# [Provided material]
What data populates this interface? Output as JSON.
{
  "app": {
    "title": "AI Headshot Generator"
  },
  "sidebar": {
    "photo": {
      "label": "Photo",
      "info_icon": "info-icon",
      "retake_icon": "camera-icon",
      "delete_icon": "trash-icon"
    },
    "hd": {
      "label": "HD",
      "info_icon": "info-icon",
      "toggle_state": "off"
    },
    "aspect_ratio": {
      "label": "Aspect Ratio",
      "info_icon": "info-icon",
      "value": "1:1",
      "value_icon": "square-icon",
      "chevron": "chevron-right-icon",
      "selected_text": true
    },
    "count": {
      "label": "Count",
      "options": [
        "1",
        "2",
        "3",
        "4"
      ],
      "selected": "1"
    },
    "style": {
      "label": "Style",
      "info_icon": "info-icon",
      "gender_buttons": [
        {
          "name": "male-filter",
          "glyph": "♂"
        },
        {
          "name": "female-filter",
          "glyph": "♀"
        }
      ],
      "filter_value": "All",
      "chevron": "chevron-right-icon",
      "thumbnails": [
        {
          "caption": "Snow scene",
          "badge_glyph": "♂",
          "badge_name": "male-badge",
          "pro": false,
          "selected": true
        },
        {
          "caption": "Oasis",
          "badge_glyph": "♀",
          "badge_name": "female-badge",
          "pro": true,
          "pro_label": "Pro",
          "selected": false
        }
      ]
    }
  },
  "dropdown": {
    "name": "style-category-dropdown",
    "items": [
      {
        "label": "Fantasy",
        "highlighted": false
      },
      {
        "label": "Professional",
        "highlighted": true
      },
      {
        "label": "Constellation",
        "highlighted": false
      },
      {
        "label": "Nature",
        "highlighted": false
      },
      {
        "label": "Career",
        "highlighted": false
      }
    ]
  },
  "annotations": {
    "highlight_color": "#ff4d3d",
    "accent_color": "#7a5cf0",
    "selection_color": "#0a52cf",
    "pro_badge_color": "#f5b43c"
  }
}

# [What you are asked to do]
Take the material above and return all of it exactly.

# [Expected output]
What data populates this interface? Output as JSON.
{
  "app": {
    "title": "AI Headshot Generator"
  },
  "sidebar": {
    "photo": {
      "label": "Photo",
      "info_icon": "info-icon",
      "retake_icon": "camera-icon",
      "delete_icon": "trash-icon"
    },
    "hd": {
      "label": "HD",
      "info_icon": "info-icon",
      "toggle_state": "off"
    },
    "aspect_ratio": {
      "label": "Aspect Ratio",
      "info_icon": "info-icon",
      "value": "1:1",
      "value_icon": "square-icon",
      "chevron": "chevron-right-icon",
      "selected_text": true
    },
    "count": {
      "label": "Count",
      "options": [
        "1",
        "2",
        "3",
        "4"
      ],
      "selected": "1"
    },
    "style": {
      "label": "Style",
      "info_icon": "info-icon",
      "gender_buttons": [
        {
          "name": "male-filter",
          "glyph": "♂"
        },
        {
          "name": "female-filter",
          "glyph": "♀"
        }
      ],
      "filter_value": "All",
      "chevron": "chevron-right-icon",
      "thumbnails": [
        {
          "caption": "Snow scene",
          "badge_glyph": "♂",
          "badge_name": "male-badge",
          "pro": false,
          "selected": true
        },
        {
          "caption": "Oasis",
          "badge_glyph": "♀",
          "badge_name": "female-badge",
          "pro": true,
          "pro_label": "Pro",
          "selected": false
        }
      ]
    }
  },
  "dropdown": {
    "name": "style-category-dropdown",
    "items": [
      {
        "label": "Fantasy",
        "highlighted": false
      },
      {
        "label": "Professional",
        "highlighted": true
      },
      {
        "label": "Constellation",
        "highlighted": false
      },
      {
        "label": "Nature",
        "highlighted": false
      },
      {
        "label": "Career",
        "highlighted": false
      }
    ]
  },
  "annotations": {
    "highlight_color": "#ff4d3d",
    "accent_color": "#7a5cf0",
    "selection_color": "#0a52cf",
    "pro_badge_color": "#f5b43c"
  }
}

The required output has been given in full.